▶ _Set task_
Of all the lines here, how many include the string "JSON"? Answer with the number only.

•••

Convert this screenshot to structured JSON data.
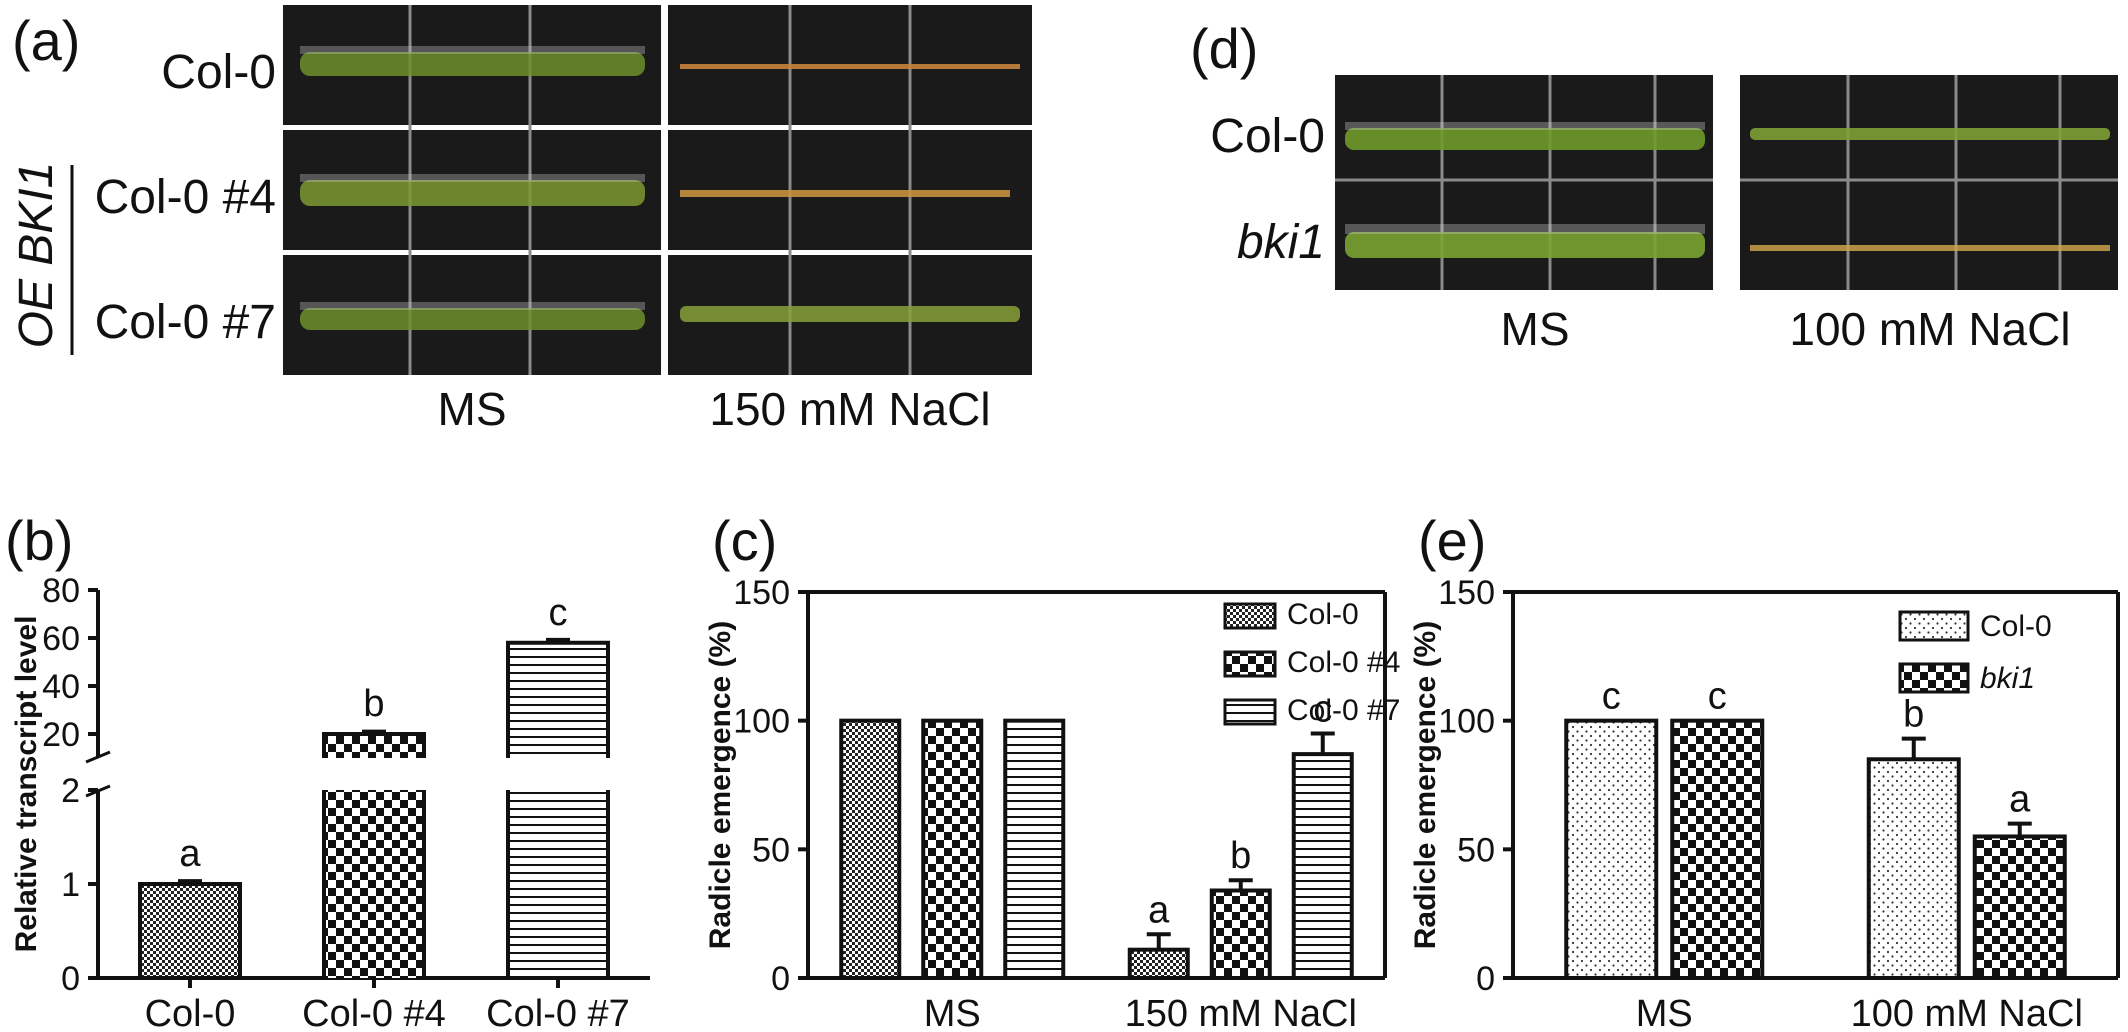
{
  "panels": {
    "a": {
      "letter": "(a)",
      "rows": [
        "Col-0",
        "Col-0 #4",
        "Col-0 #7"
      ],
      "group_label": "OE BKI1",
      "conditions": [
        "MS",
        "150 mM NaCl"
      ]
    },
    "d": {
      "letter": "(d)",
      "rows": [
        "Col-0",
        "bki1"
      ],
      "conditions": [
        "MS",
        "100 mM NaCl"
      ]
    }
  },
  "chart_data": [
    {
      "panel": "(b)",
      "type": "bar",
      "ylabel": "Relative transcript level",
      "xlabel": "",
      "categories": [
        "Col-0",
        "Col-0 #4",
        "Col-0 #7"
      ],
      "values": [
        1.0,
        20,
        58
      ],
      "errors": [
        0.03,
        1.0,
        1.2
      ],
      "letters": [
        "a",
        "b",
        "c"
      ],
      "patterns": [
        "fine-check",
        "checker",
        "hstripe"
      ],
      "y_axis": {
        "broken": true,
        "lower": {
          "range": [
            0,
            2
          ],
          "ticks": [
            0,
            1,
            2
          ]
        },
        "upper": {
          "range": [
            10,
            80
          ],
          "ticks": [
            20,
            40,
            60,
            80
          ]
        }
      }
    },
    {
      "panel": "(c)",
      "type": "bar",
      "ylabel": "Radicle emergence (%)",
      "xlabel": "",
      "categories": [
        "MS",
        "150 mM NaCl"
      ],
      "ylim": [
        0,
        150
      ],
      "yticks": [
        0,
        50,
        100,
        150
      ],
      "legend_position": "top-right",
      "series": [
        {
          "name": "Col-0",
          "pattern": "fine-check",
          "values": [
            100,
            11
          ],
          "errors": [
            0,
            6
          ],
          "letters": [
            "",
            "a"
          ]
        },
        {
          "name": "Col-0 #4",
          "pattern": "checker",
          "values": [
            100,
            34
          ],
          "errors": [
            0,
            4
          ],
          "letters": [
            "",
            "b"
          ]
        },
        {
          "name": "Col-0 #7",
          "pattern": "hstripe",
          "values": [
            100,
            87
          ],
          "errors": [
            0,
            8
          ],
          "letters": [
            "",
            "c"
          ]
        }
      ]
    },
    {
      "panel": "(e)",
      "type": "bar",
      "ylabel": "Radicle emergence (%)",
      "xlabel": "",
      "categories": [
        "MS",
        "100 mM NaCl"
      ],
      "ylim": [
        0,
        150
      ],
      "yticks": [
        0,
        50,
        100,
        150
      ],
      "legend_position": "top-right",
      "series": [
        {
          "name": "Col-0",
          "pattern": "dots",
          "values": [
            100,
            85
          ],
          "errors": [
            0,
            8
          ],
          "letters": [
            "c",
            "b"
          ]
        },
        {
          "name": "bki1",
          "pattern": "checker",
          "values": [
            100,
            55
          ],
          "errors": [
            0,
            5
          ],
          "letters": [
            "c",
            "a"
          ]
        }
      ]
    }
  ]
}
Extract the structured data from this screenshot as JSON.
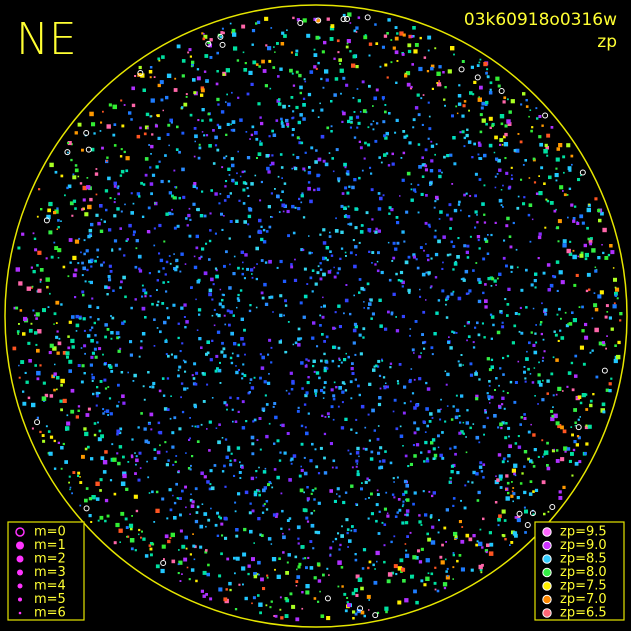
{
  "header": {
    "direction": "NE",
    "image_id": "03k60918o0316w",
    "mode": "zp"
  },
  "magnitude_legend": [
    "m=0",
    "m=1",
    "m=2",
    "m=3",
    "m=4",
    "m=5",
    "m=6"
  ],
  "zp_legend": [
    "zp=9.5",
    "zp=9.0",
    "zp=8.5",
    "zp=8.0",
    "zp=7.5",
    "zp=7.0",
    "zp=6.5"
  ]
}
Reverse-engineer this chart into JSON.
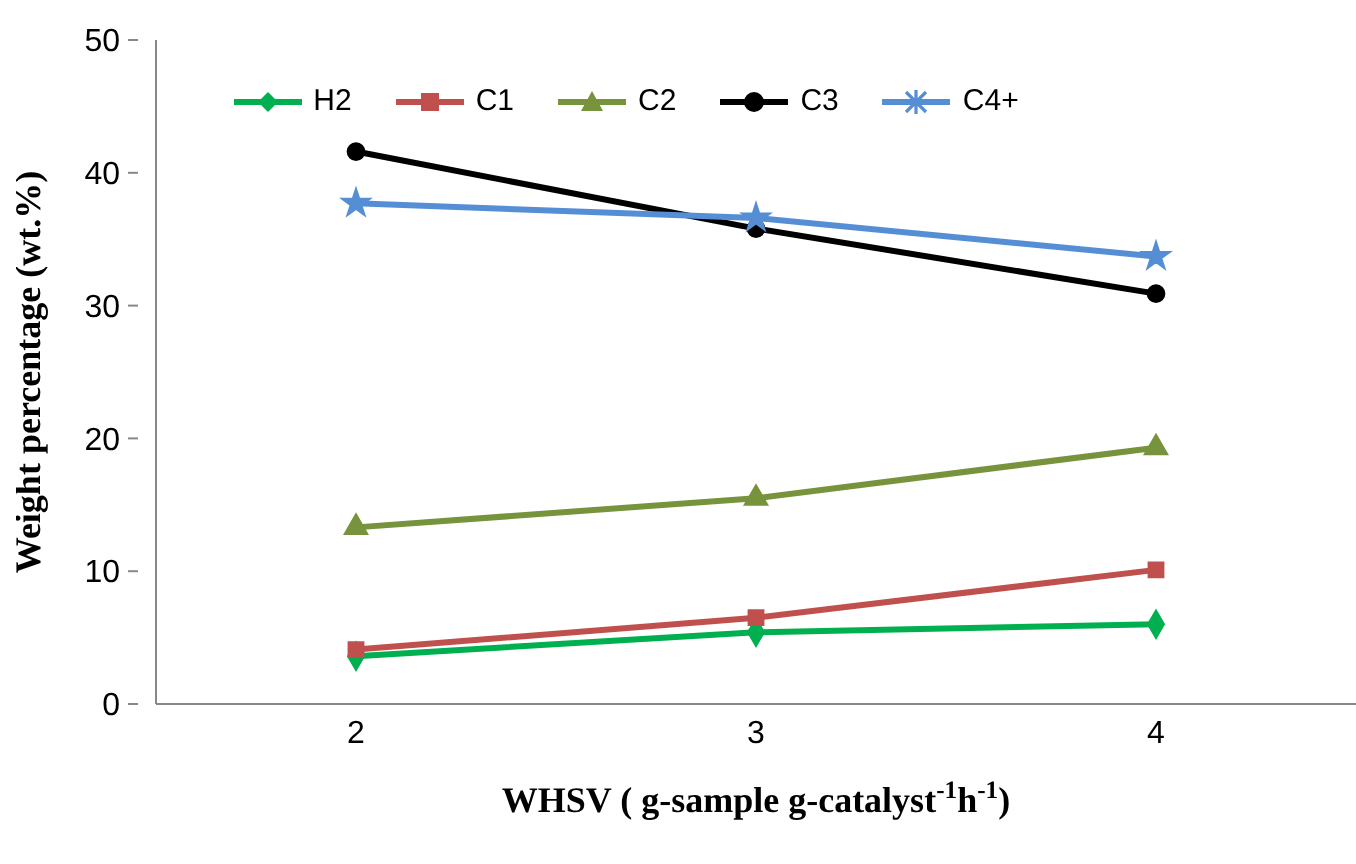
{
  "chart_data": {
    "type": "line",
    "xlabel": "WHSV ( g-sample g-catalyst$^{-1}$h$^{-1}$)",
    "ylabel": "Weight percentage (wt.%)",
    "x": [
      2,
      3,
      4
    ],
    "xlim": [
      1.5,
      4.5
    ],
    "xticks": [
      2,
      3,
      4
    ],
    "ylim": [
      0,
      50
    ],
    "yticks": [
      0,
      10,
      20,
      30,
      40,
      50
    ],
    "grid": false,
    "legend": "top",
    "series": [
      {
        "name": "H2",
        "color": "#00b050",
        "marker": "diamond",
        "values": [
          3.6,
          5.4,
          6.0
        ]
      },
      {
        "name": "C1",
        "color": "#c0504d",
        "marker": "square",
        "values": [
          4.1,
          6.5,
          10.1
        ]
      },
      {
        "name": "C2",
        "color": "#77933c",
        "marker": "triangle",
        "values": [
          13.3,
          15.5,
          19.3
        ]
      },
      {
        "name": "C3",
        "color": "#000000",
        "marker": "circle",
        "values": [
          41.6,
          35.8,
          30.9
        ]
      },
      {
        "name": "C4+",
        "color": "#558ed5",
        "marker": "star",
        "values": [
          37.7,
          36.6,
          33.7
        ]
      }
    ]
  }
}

•••

▶ _Output for this task_
3